Goal:
List all lines in the material below that contain "more".

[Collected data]
-=-=-=-=-
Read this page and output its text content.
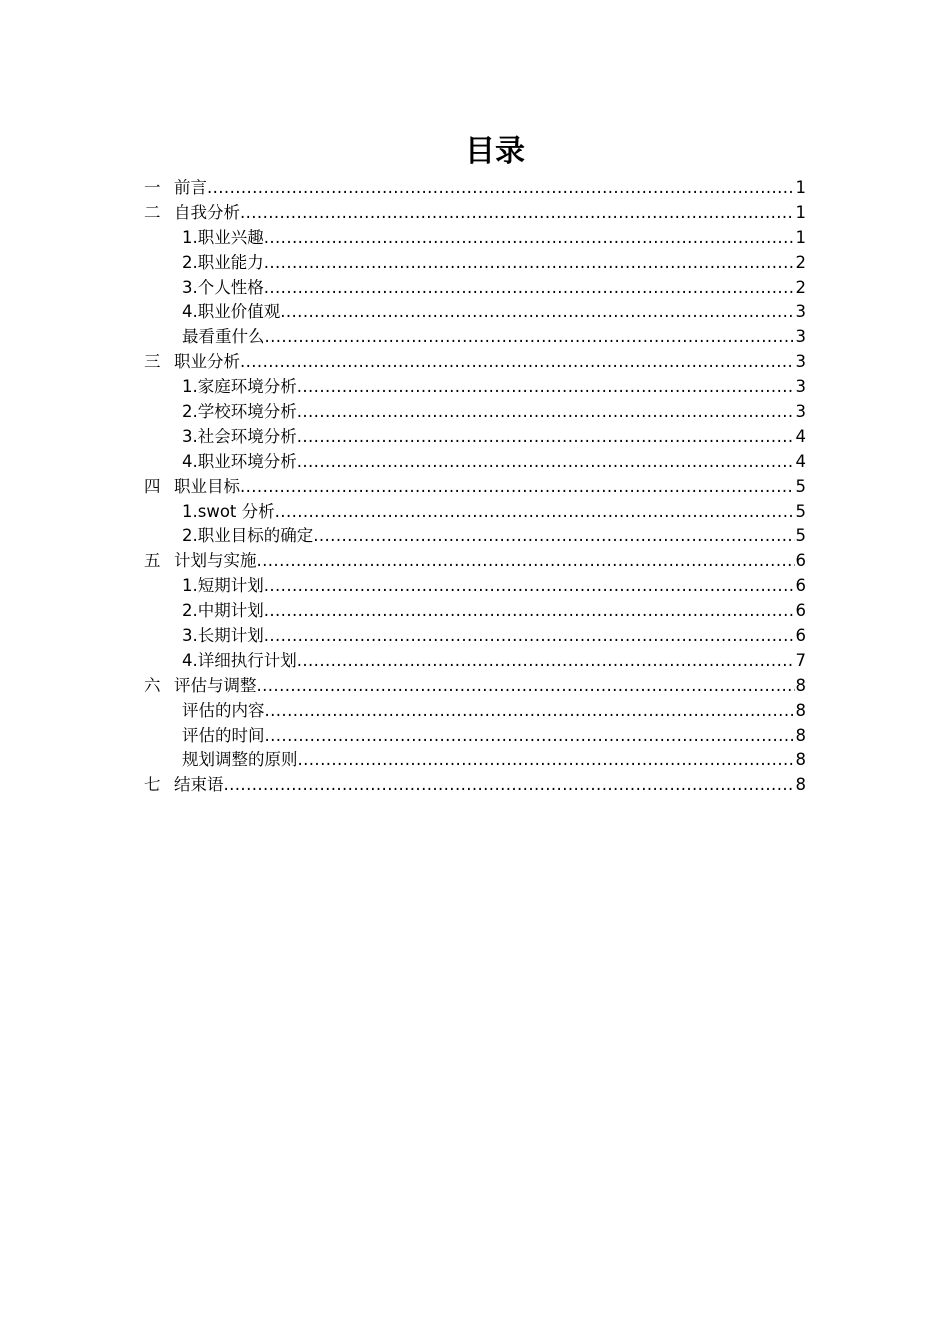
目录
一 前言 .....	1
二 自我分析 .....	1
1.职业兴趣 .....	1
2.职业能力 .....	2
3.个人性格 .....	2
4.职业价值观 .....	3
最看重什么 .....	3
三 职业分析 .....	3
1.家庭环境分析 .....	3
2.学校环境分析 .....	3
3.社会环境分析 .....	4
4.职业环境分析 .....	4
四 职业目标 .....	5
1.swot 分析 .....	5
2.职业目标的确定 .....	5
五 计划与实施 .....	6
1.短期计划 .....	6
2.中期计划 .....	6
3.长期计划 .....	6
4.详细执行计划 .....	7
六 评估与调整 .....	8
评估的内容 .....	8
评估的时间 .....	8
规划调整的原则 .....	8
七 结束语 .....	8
-=-=-=-=-
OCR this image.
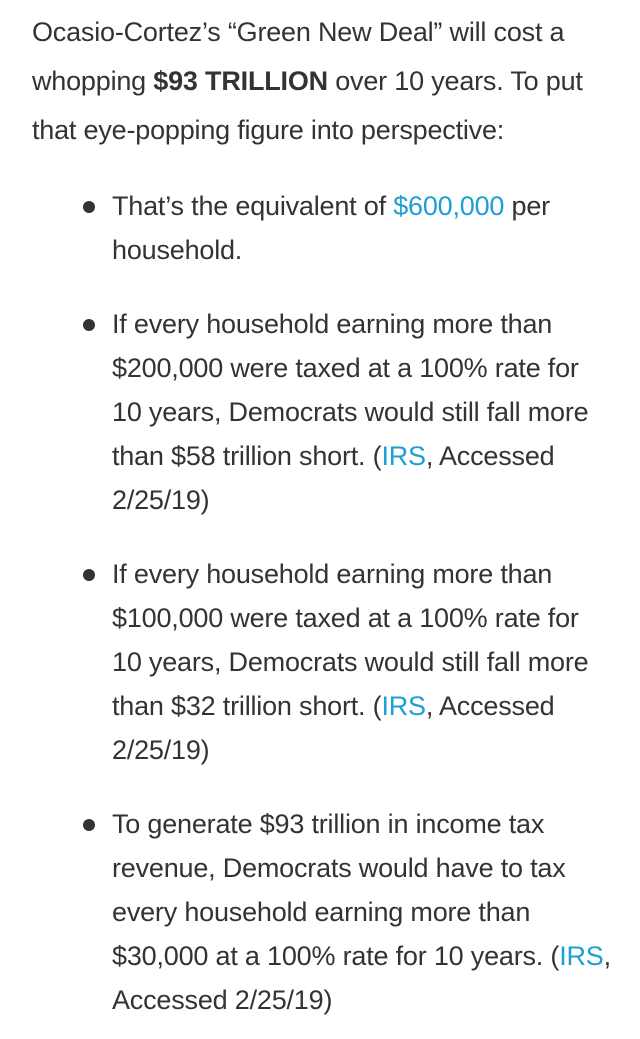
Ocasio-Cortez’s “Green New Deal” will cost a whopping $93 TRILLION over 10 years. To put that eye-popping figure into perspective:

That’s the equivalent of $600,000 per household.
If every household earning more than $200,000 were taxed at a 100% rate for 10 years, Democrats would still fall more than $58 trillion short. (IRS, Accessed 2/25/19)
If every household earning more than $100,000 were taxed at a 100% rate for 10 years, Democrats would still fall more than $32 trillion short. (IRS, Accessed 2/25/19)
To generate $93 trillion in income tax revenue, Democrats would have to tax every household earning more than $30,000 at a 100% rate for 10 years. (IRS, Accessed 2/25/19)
-=-=-=-=-
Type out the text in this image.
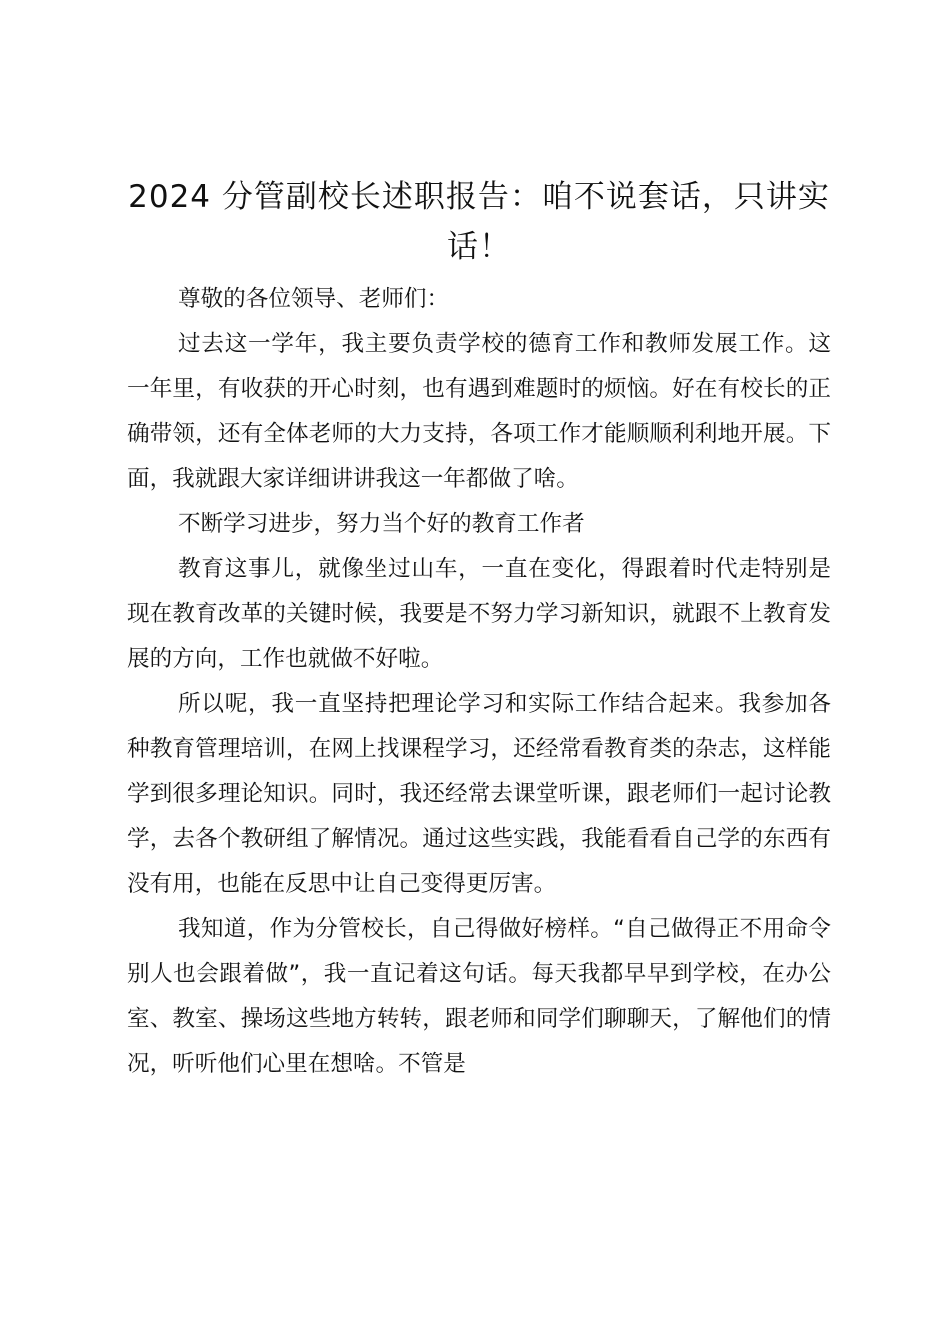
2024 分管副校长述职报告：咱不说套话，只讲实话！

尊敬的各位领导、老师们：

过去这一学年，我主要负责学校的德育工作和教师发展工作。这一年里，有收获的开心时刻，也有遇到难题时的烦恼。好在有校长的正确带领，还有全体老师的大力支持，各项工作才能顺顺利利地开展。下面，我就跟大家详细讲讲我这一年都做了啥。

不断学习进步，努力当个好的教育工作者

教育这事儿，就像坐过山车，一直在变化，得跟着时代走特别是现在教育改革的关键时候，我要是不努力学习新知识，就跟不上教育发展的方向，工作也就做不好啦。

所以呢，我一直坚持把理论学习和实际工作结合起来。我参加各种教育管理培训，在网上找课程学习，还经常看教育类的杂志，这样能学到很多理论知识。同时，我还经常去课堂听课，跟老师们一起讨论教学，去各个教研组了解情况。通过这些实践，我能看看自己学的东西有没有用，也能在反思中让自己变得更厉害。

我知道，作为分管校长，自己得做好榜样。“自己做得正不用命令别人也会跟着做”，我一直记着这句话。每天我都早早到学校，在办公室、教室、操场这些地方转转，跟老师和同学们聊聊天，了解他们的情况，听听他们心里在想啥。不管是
-=-=-=-=-
The completed task:
If every household earning more than $200,000 were taxed at a 100% rate for 10 years, Democrats would still fall more than $58 trillion short. (IRS, Accessed 2/25/19)
If every household earning more than $100,000 were taxed at a 100% rate for 10 years, Democrats would still fall more than $32 trillion short. (IRS, Accessed 2/25/19)
To generate $93 trillion in income tax revenue, Democrats would have to tax every household earning more than $30,000 at a 100% rate for 10 years. (IRS, Accessed 2/25/19)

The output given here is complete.